- [Input data]:
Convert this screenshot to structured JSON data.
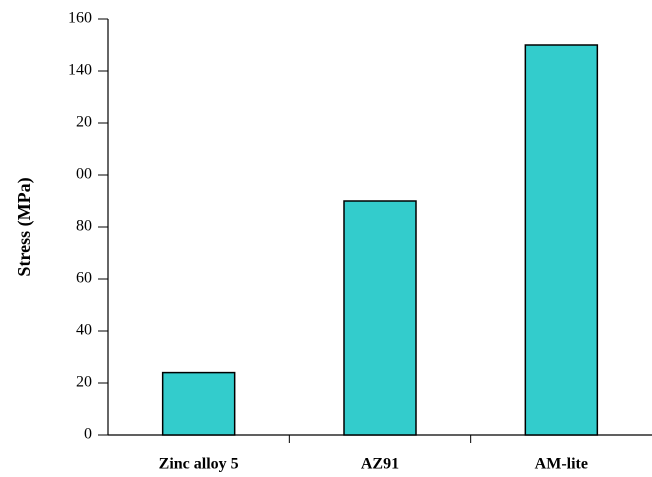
{
  "chart_data": {
    "type": "bar",
    "y_label": "Stress (MPa)",
    "categories": [
      "Zinc alloy 5",
      "AZ91",
      "AM-lite"
    ],
    "values": [
      24,
      90,
      150
    ],
    "color": "#33cccc",
    "ylim": [
      0,
      160
    ],
    "yticks": [
      0,
      20,
      40,
      60,
      80,
      {
        "value": 100,
        "label": "00"
      },
      {
        "value": 120,
        "label": "20"
      },
      140,
      160
    ],
    "grid": false
  }
}
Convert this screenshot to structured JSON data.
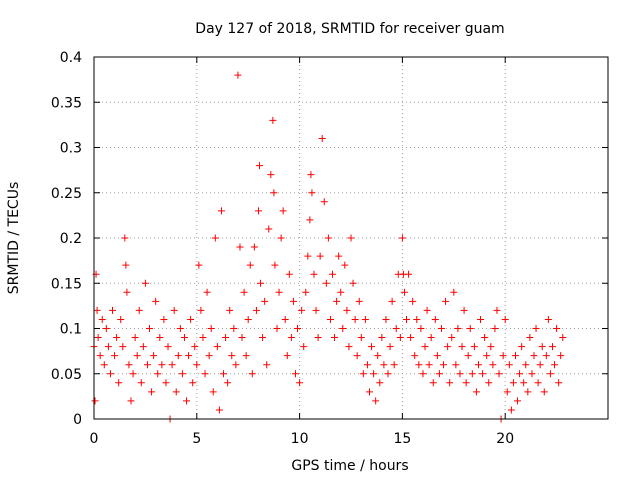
{
  "chart_data": {
    "type": "scatter",
    "title": "Day 127 of 2018, SRMTID for receiver guam",
    "xlabel": "GPS time / hours",
    "ylabel": "SRMTID / TECUs",
    "xlim": [
      0,
      25
    ],
    "ylim": [
      0,
      0.4
    ],
    "x_ticks": [
      0,
      5,
      10,
      15,
      20
    ],
    "x_tick_labels": [
      "0",
      "5",
      "10",
      "15",
      "20"
    ],
    "y_ticks": [
      0,
      0.05,
      0.1,
      0.15,
      0.2,
      0.25,
      0.3,
      0.35,
      0.4
    ],
    "y_tick_labels": [
      "0",
      "0.05",
      "0.1",
      "0.15",
      "0.2",
      "0.25",
      "0.3",
      "0.35",
      "0.4"
    ],
    "grid": true,
    "marker": "+",
    "color": "#ff0000",
    "series": [
      {
        "name": "SRMTID",
        "points": [
          [
            0.0,
            0.08
          ],
          [
            0.05,
            0.02
          ],
          [
            0.1,
            0.16
          ],
          [
            0.15,
            0.12
          ],
          [
            0.2,
            0.09
          ],
          [
            0.3,
            0.07
          ],
          [
            0.4,
            0.11
          ],
          [
            0.5,
            0.06
          ],
          [
            0.6,
            0.1
          ],
          [
            0.7,
            0.08
          ],
          [
            0.8,
            0.05
          ],
          [
            0.9,
            0.12
          ],
          [
            1.0,
            0.07
          ],
          [
            1.1,
            0.09
          ],
          [
            1.2,
            0.04
          ],
          [
            1.3,
            0.11
          ],
          [
            1.4,
            0.08
          ],
          [
            1.5,
            0.2
          ],
          [
            1.55,
            0.17
          ],
          [
            1.6,
            0.14
          ],
          [
            1.7,
            0.06
          ],
          [
            1.8,
            0.02
          ],
          [
            1.9,
            0.05
          ],
          [
            2.0,
            0.09
          ],
          [
            2.1,
            0.07
          ],
          [
            2.2,
            0.12
          ],
          [
            2.3,
            0.04
          ],
          [
            2.4,
            0.08
          ],
          [
            2.5,
            0.15
          ],
          [
            2.6,
            0.06
          ],
          [
            2.7,
            0.1
          ],
          [
            2.8,
            0.03
          ],
          [
            2.9,
            0.07
          ],
          [
            3.0,
            0.13
          ],
          [
            3.1,
            0.05
          ],
          [
            3.2,
            0.09
          ],
          [
            3.3,
            0.06
          ],
          [
            3.4,
            0.11
          ],
          [
            3.5,
            0.04
          ],
          [
            3.6,
            0.08
          ],
          [
            3.7,
            0.0
          ],
          [
            3.8,
            0.06
          ],
          [
            3.9,
            0.12
          ],
          [
            4.0,
            0.03
          ],
          [
            4.1,
            0.07
          ],
          [
            4.2,
            0.1
          ],
          [
            4.3,
            0.05
          ],
          [
            4.4,
            0.09
          ],
          [
            4.5,
            0.02
          ],
          [
            4.6,
            0.07
          ],
          [
            4.7,
            0.11
          ],
          [
            4.8,
            0.04
          ],
          [
            4.9,
            0.08
          ],
          [
            5.0,
            0.06
          ],
          [
            5.1,
            0.17
          ],
          [
            5.2,
            0.12
          ],
          [
            5.3,
            0.09
          ],
          [
            5.4,
            0.05
          ],
          [
            5.5,
            0.14
          ],
          [
            5.6,
            0.07
          ],
          [
            5.7,
            0.1
          ],
          [
            5.8,
            0.03
          ],
          [
            5.9,
            0.2
          ],
          [
            6.0,
            0.08
          ],
          [
            6.1,
            0.01
          ],
          [
            6.2,
            0.23
          ],
          [
            6.3,
            0.05
          ],
          [
            6.4,
            0.09
          ],
          [
            6.5,
            0.04
          ],
          [
            6.6,
            0.12
          ],
          [
            6.7,
            0.07
          ],
          [
            6.8,
            0.1
          ],
          [
            6.9,
            0.06
          ],
          [
            7.0,
            0.38
          ],
          [
            7.1,
            0.19
          ],
          [
            7.2,
            0.09
          ],
          [
            7.3,
            0.14
          ],
          [
            7.4,
            0.07
          ],
          [
            7.5,
            0.11
          ],
          [
            7.6,
            0.17
          ],
          [
            7.7,
            0.05
          ],
          [
            7.8,
            0.19
          ],
          [
            7.9,
            0.12
          ],
          [
            8.0,
            0.23
          ],
          [
            8.05,
            0.28
          ],
          [
            8.1,
            0.15
          ],
          [
            8.2,
            0.09
          ],
          [
            8.3,
            0.13
          ],
          [
            8.4,
            0.06
          ],
          [
            8.5,
            0.21
          ],
          [
            8.6,
            0.27
          ],
          [
            8.7,
            0.33
          ],
          [
            8.75,
            0.25
          ],
          [
            8.8,
            0.17
          ],
          [
            8.9,
            0.1
          ],
          [
            9.0,
            0.14
          ],
          [
            9.1,
            0.2
          ],
          [
            9.2,
            0.23
          ],
          [
            9.3,
            0.11
          ],
          [
            9.4,
            0.07
          ],
          [
            9.5,
            0.16
          ],
          [
            9.6,
            0.09
          ],
          [
            9.7,
            0.13
          ],
          [
            9.8,
            0.05
          ],
          [
            9.9,
            0.1
          ],
          [
            10.0,
            0.04
          ],
          [
            10.1,
            0.12
          ],
          [
            10.2,
            0.08
          ],
          [
            10.3,
            0.14
          ],
          [
            10.4,
            0.18
          ],
          [
            10.5,
            0.22
          ],
          [
            10.55,
            0.27
          ],
          [
            10.6,
            0.25
          ],
          [
            10.7,
            0.16
          ],
          [
            10.8,
            0.12
          ],
          [
            10.9,
            0.09
          ],
          [
            11.0,
            0.18
          ],
          [
            11.1,
            0.31
          ],
          [
            11.2,
            0.24
          ],
          [
            11.3,
            0.15
          ],
          [
            11.4,
            0.2
          ],
          [
            11.5,
            0.11
          ],
          [
            11.6,
            0.16
          ],
          [
            11.7,
            0.09
          ],
          [
            11.8,
            0.13
          ],
          [
            11.9,
            0.18
          ],
          [
            12.0,
            0.14
          ],
          [
            12.1,
            0.1
          ],
          [
            12.2,
            0.17
          ],
          [
            12.3,
            0.12
          ],
          [
            12.4,
            0.08
          ],
          [
            12.5,
            0.2
          ],
          [
            12.6,
            0.15
          ],
          [
            12.7,
            0.11
          ],
          [
            12.8,
            0.07
          ],
          [
            12.9,
            0.13
          ],
          [
            13.0,
            0.09
          ],
          [
            13.1,
            0.05
          ],
          [
            13.2,
            0.11
          ],
          [
            13.3,
            0.06
          ],
          [
            13.4,
            0.03
          ],
          [
            13.5,
            0.08
          ],
          [
            13.6,
            0.05
          ],
          [
            13.7,
            0.02
          ],
          [
            13.8,
            0.07
          ],
          [
            13.9,
            0.04
          ],
          [
            14.0,
            0.09
          ],
          [
            14.1,
            0.06
          ],
          [
            14.2,
            0.11
          ],
          [
            14.3,
            0.05
          ],
          [
            14.4,
            0.08
          ],
          [
            14.5,
            0.13
          ],
          [
            14.6,
            0.06
          ],
          [
            14.7,
            0.1
          ],
          [
            14.8,
            0.16
          ],
          [
            14.9,
            0.09
          ],
          [
            15.0,
            0.2
          ],
          [
            15.05,
            0.16
          ],
          [
            15.1,
            0.14
          ],
          [
            15.2,
            0.11
          ],
          [
            15.3,
            0.16
          ],
          [
            15.4,
            0.09
          ],
          [
            15.5,
            0.13
          ],
          [
            15.6,
            0.07
          ],
          [
            15.7,
            0.11
          ],
          [
            15.8,
            0.06
          ],
          [
            15.9,
            0.1
          ],
          [
            16.0,
            0.05
          ],
          [
            16.1,
            0.08
          ],
          [
            16.2,
            0.12
          ],
          [
            16.3,
            0.06
          ],
          [
            16.4,
            0.09
          ],
          [
            16.5,
            0.04
          ],
          [
            16.6,
            0.11
          ],
          [
            16.7,
            0.07
          ],
          [
            16.8,
            0.05
          ],
          [
            16.9,
            0.1
          ],
          [
            17.0,
            0.06
          ],
          [
            17.1,
            0.13
          ],
          [
            17.2,
            0.08
          ],
          [
            17.3,
            0.04
          ],
          [
            17.4,
            0.09
          ],
          [
            17.5,
            0.14
          ],
          [
            17.6,
            0.06
          ],
          [
            17.7,
            0.1
          ],
          [
            17.8,
            0.05
          ],
          [
            17.9,
            0.08
          ],
          [
            18.0,
            0.12
          ],
          [
            18.1,
            0.04
          ],
          [
            18.2,
            0.07
          ],
          [
            18.3,
            0.1
          ],
          [
            18.4,
            0.05
          ],
          [
            18.5,
            0.08
          ],
          [
            18.6,
            0.03
          ],
          [
            18.7,
            0.06
          ],
          [
            18.8,
            0.11
          ],
          [
            18.9,
            0.05
          ],
          [
            19.0,
            0.09
          ],
          [
            19.1,
            0.07
          ],
          [
            19.2,
            0.04
          ],
          [
            19.3,
            0.08
          ],
          [
            19.4,
            0.06
          ],
          [
            19.5,
            0.1
          ],
          [
            19.6,
            0.12
          ],
          [
            19.7,
            0.05
          ],
          [
            19.8,
            0.0
          ],
          [
            19.9,
            0.07
          ],
          [
            20.0,
            0.11
          ],
          [
            20.1,
            0.03
          ],
          [
            20.2,
            0.06
          ],
          [
            20.3,
            0.01
          ],
          [
            20.4,
            0.04
          ],
          [
            20.5,
            0.07
          ],
          [
            20.6,
            0.02
          ],
          [
            20.7,
            0.05
          ],
          [
            20.8,
            0.08
          ],
          [
            20.9,
            0.04
          ],
          [
            21.0,
            0.06
          ],
          [
            21.1,
            0.03
          ],
          [
            21.2,
            0.09
          ],
          [
            21.3,
            0.05
          ],
          [
            21.4,
            0.07
          ],
          [
            21.5,
            0.1
          ],
          [
            21.6,
            0.04
          ],
          [
            21.7,
            0.06
          ],
          [
            21.8,
            0.08
          ],
          [
            21.9,
            0.03
          ],
          [
            22.0,
            0.07
          ],
          [
            22.1,
            0.11
          ],
          [
            22.2,
            0.05
          ],
          [
            22.3,
            0.08
          ],
          [
            22.4,
            0.06
          ],
          [
            22.5,
            0.1
          ],
          [
            22.6,
            0.04
          ],
          [
            22.7,
            0.07
          ],
          [
            22.8,
            0.09
          ]
        ]
      }
    ]
  }
}
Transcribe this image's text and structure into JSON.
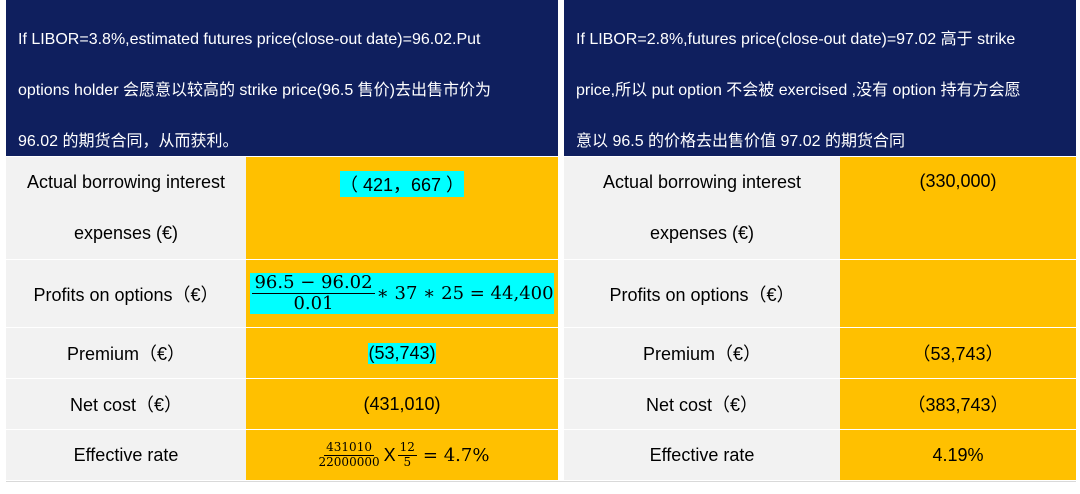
{
  "left": {
    "header": {
      "line1": "If LIBOR=3.8%,estimated futures price(close-out date)=96.02.Put",
      "line2": "options holder  会愿意以较高的 strike price(96.5 售价)去出售市价为",
      "line3": "96.02 的期货合同，从而获利。"
    },
    "rows": {
      "borrowing": {
        "label1": "Actual borrowing interest",
        "label2": "expenses (€)",
        "value": "（ 421，667 ）"
      },
      "options": {
        "label": "Profits on options（€）",
        "num": "96.5 − 96.02",
        "den": "0.01",
        "tail": "∗ 37 ∗ 25 = 44,400"
      },
      "premium": {
        "label": "Premium（€）",
        "value": "(53,743)"
      },
      "net_cost": {
        "label": "Net cost（€）",
        "value": "(431,010)"
      },
      "effective": {
        "label": "Effective rate",
        "num1": "431010",
        "den1": "22000000",
        "times": "X",
        "num2": "12",
        "den2": "5",
        "tail": "= 4.7%"
      }
    }
  },
  "right": {
    "header": {
      "line1": "If LIBOR=2.8%,futures price(close-out date)=97.02 高于 strike",
      "line2": "price,所以 put option 不会被 exercised ,没有 option  持有方会愿",
      "line3": "意以 96.5 的价格去出售价值 97.02 的期货合同"
    },
    "rows": {
      "borrowing": {
        "label1": "Actual borrowing interest",
        "label2": "expenses (€)",
        "value": "(330,000)"
      },
      "options": {
        "label": "Profits on options（€）",
        "value": ""
      },
      "premium": {
        "label": "Premium（€）",
        "value": "（53,743）"
      },
      "net_cost": {
        "label": "Net cost（€）",
        "value": "（383,743）"
      },
      "effective": {
        "label": "Effective rate",
        "value": "4.19%"
      }
    }
  },
  "colors": {
    "header_bg": "#0f1f5e",
    "label_bg": "#f2f2f2",
    "value_bg": "#ffc000",
    "highlight": "#00ffff"
  }
}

- [Challenge]:
Filter the entries above down to the lines containing the word "close".

- [Exercise result]:
      "line1": "If LIBOR=3.8%,estimated futures price(close-out date)=96.02.Put",
      "line1": "If LIBOR=2.8%,futures price(close-out date)=97.02 高于 strike",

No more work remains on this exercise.